#### Exercise objective:
Lines of the material that include the word "with" are to be counted; only their number should be given.

#### Supplied data:
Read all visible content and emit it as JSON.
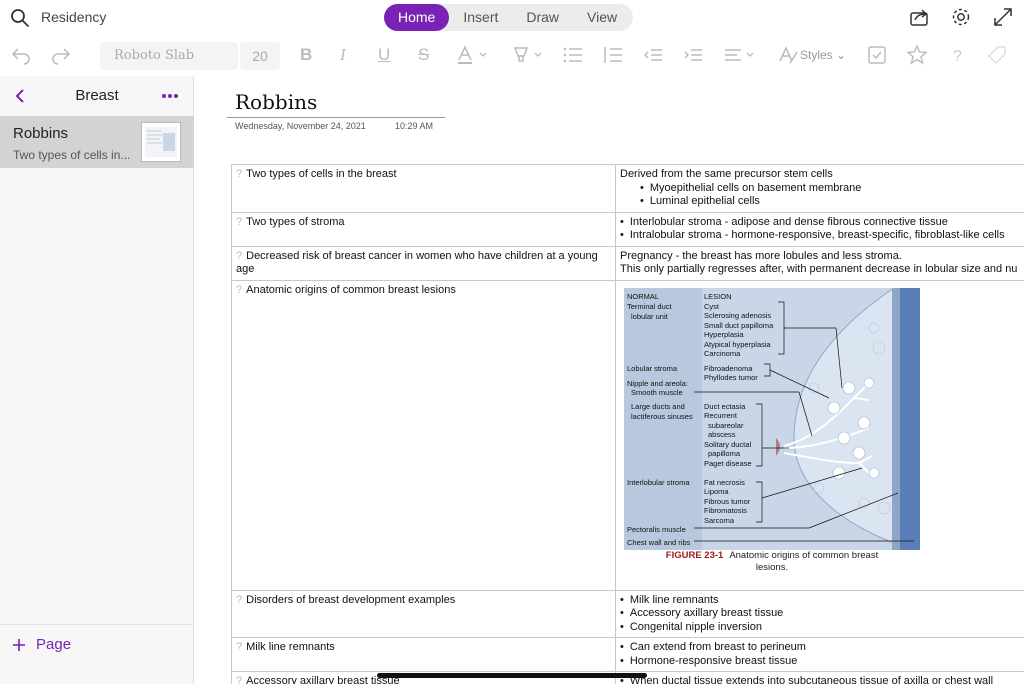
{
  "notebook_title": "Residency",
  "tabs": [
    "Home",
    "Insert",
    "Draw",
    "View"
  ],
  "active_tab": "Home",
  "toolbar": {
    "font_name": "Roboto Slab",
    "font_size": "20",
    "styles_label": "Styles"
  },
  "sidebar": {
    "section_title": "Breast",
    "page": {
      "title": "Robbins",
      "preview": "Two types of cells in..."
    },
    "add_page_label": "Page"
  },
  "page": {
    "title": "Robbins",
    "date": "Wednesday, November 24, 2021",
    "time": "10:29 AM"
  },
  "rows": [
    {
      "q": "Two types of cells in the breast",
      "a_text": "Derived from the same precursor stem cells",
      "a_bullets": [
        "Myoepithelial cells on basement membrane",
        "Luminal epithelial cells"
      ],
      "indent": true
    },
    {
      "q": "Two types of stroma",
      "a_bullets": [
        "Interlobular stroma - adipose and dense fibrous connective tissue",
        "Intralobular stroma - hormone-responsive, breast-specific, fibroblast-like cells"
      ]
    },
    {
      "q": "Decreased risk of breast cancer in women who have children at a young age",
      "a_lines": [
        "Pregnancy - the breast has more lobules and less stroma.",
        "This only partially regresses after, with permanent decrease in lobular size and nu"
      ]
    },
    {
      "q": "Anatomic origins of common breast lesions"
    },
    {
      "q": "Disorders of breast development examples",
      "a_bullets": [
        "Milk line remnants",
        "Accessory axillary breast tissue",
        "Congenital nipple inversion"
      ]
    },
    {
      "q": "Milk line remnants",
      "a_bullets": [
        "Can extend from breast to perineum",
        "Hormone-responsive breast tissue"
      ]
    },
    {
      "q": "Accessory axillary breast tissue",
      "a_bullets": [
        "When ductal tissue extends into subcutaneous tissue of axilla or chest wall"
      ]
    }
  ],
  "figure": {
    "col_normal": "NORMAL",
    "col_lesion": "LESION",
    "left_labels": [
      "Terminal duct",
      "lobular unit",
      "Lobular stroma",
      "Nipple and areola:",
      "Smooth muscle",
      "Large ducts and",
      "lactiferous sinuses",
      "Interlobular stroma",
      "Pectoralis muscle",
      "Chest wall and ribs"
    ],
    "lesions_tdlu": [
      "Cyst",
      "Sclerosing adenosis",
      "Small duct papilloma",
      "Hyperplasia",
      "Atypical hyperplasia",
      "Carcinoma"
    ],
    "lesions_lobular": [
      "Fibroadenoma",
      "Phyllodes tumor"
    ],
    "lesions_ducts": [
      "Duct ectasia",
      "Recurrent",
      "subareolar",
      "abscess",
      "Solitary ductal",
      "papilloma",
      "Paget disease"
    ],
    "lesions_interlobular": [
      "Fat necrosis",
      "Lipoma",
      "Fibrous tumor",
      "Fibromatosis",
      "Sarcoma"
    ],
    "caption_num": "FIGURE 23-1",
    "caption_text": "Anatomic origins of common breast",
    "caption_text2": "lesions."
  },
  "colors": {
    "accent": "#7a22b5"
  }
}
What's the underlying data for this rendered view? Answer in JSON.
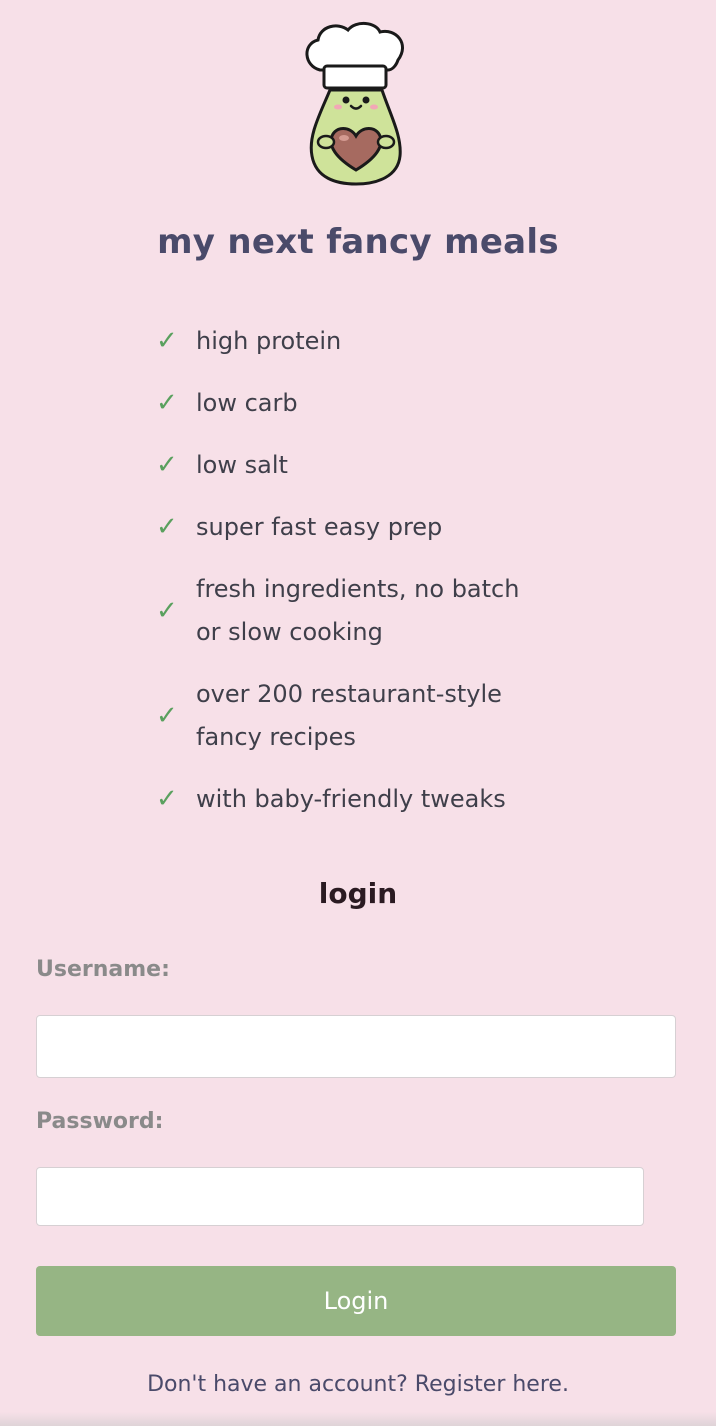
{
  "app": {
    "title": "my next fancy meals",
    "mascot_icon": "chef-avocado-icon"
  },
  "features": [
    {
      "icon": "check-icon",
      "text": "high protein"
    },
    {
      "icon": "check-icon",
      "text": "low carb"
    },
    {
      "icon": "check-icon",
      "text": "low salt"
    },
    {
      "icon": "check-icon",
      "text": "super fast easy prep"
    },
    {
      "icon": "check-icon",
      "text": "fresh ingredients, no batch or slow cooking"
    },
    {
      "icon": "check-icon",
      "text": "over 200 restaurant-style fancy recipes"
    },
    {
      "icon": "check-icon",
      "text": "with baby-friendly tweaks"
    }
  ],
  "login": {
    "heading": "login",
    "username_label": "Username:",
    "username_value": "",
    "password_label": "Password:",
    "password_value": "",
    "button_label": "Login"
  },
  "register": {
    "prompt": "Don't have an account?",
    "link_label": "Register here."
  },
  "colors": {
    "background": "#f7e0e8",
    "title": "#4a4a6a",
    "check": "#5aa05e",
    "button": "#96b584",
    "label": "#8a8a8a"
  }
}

#### Expected answer:
2